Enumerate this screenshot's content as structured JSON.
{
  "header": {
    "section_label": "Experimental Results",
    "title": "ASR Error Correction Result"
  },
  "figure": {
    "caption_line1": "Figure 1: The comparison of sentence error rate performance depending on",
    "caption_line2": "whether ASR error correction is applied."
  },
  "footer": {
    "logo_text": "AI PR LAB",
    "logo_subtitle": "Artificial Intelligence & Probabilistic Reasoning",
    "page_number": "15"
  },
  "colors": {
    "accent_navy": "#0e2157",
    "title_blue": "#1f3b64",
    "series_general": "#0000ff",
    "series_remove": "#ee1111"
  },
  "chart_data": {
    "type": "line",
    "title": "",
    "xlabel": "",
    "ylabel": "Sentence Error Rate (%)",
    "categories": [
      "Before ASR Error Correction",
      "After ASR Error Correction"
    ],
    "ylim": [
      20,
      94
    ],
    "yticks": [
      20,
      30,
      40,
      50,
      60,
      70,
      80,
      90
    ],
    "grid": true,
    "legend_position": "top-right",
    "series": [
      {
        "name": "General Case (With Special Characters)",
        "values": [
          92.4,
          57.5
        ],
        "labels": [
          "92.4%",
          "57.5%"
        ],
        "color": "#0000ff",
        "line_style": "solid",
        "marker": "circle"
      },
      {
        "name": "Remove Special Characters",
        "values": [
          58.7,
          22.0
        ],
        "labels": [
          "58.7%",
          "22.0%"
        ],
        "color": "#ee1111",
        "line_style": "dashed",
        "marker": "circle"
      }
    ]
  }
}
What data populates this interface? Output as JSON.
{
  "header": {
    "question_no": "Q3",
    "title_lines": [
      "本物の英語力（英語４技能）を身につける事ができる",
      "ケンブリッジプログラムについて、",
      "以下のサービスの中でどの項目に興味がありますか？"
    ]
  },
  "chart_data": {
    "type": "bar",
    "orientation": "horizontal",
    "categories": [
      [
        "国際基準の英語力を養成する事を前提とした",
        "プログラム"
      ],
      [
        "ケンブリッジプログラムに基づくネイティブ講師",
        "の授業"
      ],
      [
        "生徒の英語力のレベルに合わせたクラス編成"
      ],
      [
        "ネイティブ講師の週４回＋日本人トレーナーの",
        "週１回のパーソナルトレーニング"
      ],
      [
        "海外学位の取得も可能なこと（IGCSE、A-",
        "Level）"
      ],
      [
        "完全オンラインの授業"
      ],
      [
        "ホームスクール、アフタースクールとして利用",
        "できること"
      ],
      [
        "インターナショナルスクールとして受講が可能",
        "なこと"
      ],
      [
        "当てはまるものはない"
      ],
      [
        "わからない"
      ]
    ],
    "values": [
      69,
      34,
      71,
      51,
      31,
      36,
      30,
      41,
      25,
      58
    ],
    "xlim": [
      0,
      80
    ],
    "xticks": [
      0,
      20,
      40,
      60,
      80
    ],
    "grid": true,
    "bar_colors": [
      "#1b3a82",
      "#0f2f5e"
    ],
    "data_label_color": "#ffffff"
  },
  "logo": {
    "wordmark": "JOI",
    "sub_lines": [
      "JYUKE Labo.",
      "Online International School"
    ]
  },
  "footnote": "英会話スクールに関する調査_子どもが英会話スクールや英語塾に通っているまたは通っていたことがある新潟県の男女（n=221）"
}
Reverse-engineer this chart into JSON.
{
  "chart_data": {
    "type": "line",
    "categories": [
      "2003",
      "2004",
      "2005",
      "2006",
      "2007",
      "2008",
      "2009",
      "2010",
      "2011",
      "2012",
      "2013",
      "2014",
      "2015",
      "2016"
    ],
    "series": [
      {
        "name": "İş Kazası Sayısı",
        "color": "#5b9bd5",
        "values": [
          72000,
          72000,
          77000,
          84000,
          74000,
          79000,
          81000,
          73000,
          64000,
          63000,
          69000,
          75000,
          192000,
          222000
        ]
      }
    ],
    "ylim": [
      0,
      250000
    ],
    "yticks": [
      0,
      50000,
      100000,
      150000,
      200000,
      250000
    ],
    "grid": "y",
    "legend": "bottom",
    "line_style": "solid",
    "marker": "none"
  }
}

■ Aim:
Output exactly the lines from the one containing "Reverse-engineer this chart into JSON." through the last line of the entries, both ends included.

■ Exercise response:
Reverse-engineer this chart into JSON.
{
  "chart_data": {
    "type": "line",
    "categories": [
      "2003",
      "2004",
      "2005",
      "2006",
      "2007",
      "2008",
      "2009",
      "2010",
      "2011",
      "2012",
      "2013",
      "2014",
      "2015",
      "2016"
    ],
    "series": [
      {
        "name": "İş Kazası Sayısı",
        "color": "#5b9bd5",
        "values": [
          72000,
          72000,
          77000,
          84000,
          74000,
          79000,
          81000,
          73000,
          64000,
          63000,
          69000,
          75000,
          192000,
          222000
        ]
      }
    ],
    "ylim": [
      0,
      250000
    ],
    "yticks": [
      0,
      50000,
      100000,
      150000,
      200000,
      250000
    ],
    "grid": "y",
    "legend": "bottom",
    "line_style": "solid",
    "marker": "none"
  }
}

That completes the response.